[Written exercise]
In this exercise, return the whole listing exactly, excluding any images.

(Records contained in a dataset)
[start]
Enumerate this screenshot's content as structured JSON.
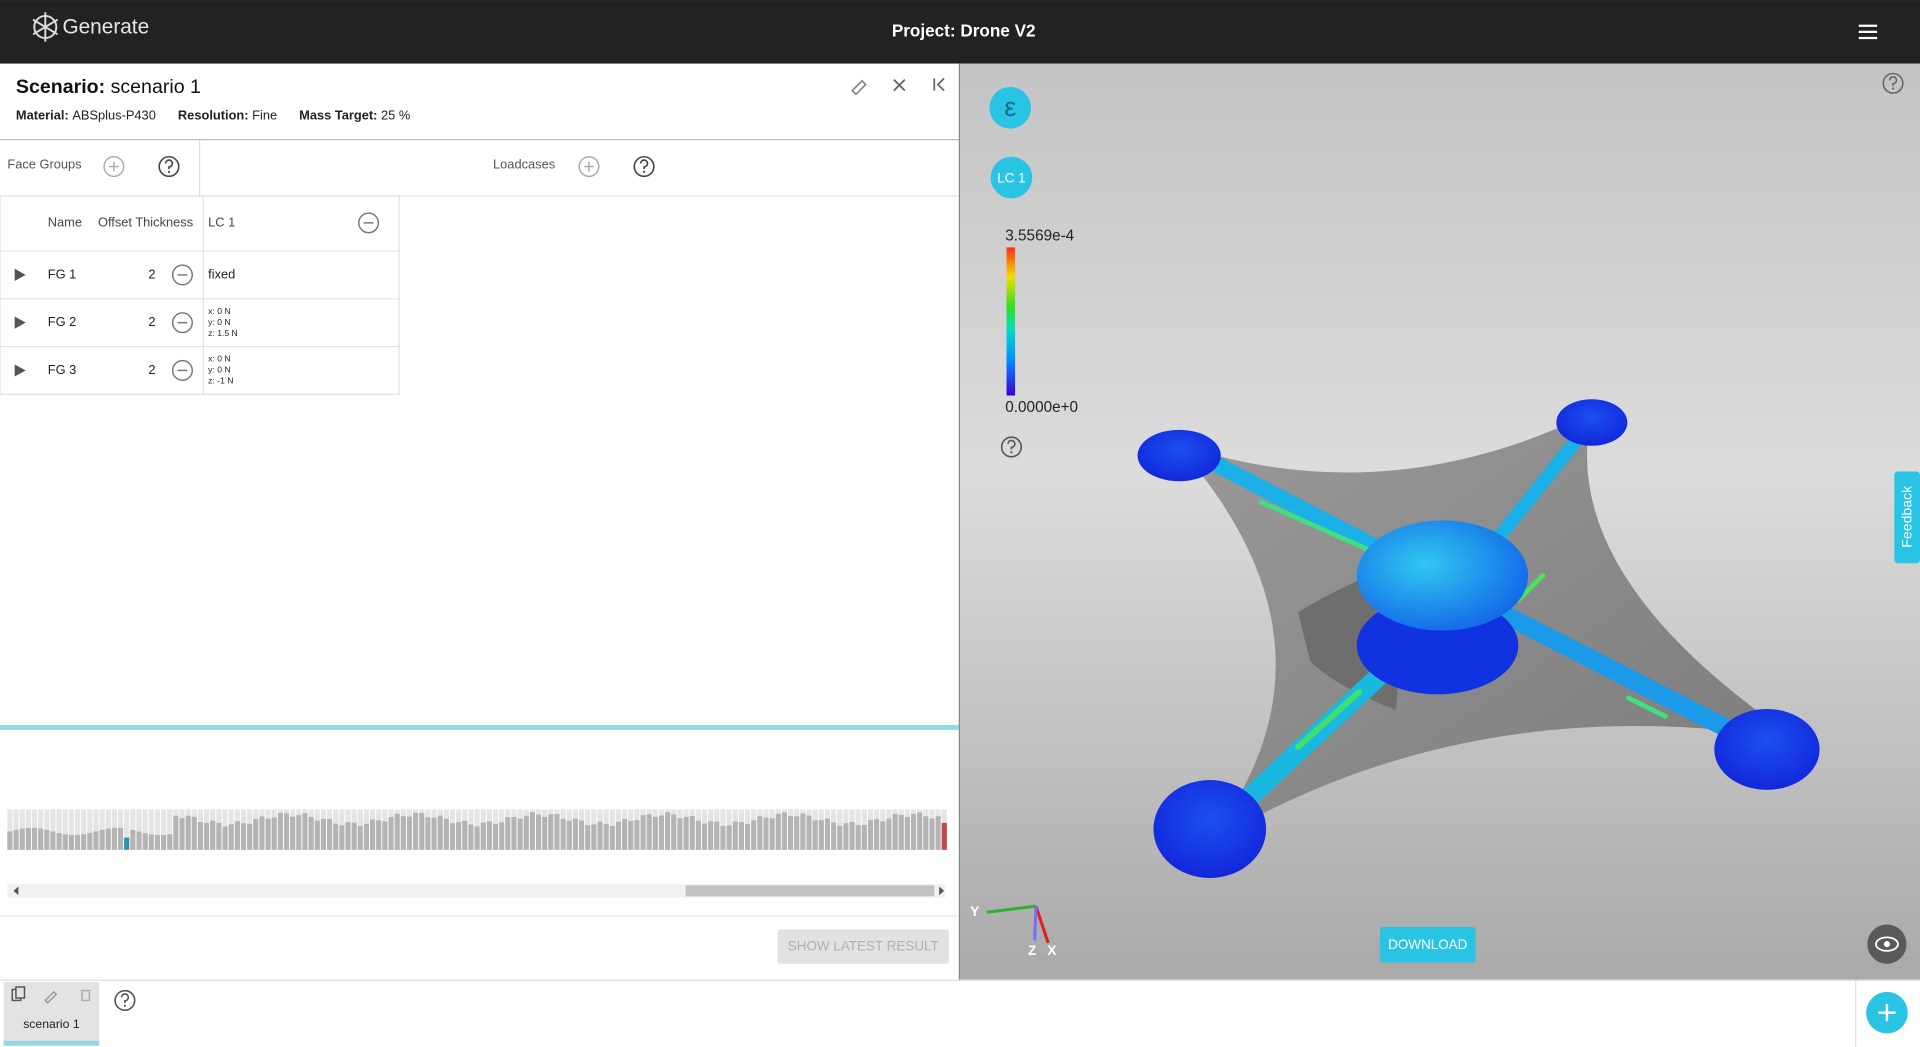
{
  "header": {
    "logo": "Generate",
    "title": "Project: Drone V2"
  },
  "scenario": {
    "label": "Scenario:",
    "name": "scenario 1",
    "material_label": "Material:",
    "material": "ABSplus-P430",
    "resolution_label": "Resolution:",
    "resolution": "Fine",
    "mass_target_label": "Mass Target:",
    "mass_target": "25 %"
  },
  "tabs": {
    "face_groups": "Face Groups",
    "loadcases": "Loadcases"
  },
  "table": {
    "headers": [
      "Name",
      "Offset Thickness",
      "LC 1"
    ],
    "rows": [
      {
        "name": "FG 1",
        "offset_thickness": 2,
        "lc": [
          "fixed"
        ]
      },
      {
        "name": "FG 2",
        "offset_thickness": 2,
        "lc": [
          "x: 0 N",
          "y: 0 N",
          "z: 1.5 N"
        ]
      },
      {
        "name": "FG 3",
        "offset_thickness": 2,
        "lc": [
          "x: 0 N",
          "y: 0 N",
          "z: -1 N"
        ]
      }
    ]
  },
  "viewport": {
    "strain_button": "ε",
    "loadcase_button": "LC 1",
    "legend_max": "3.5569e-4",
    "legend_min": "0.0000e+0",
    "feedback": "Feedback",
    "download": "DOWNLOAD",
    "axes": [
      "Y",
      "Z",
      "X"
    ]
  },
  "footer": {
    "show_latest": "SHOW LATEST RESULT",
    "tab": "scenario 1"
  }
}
[end]
[Exercise result]
Enumerate this screenshot's content as structured JSON.
{
  "header": {
    "logo": "Generate",
    "title": "Project: Drone V2"
  },
  "scenario": {
    "label": "Scenario:",
    "name": "scenario 1",
    "material_label": "Material:",
    "material": "ABSplus-P430",
    "resolution_label": "Resolution:",
    "resolution": "Fine",
    "mass_target_label": "Mass Target:",
    "mass_target": "25 %"
  },
  "tabs": {
    "face_groups": "Face Groups",
    "loadcases": "Loadcases"
  },
  "table": {
    "headers": [
      "Name",
      "Offset Thickness",
      "LC 1"
    ],
    "rows": [
      {
        "name": "FG 1",
        "offset_thickness": 2,
        "lc": [
          "fixed"
        ]
      },
      {
        "name": "FG 2",
        "offset_thickness": 2,
        "lc": [
          "x: 0 N",
          "y: 0 N",
          "z: 1.5 N"
        ]
      },
      {
        "name": "FG 3",
        "offset_thickness": 2,
        "lc": [
          "x: 0 N",
          "y: 0 N",
          "z: -1 N"
        ]
      }
    ]
  },
  "viewport": {
    "strain_button": "ε",
    "loadcase_button": "LC 1",
    "legend_max": "3.5569e-4",
    "legend_min": "0.0000e+0",
    "feedback": "Feedback",
    "download": "DOWNLOAD",
    "axes": [
      "Y",
      "Z",
      "X"
    ]
  },
  "footer": {
    "show_latest": "SHOW LATEST RESULT",
    "tab": "scenario 1"
  }
}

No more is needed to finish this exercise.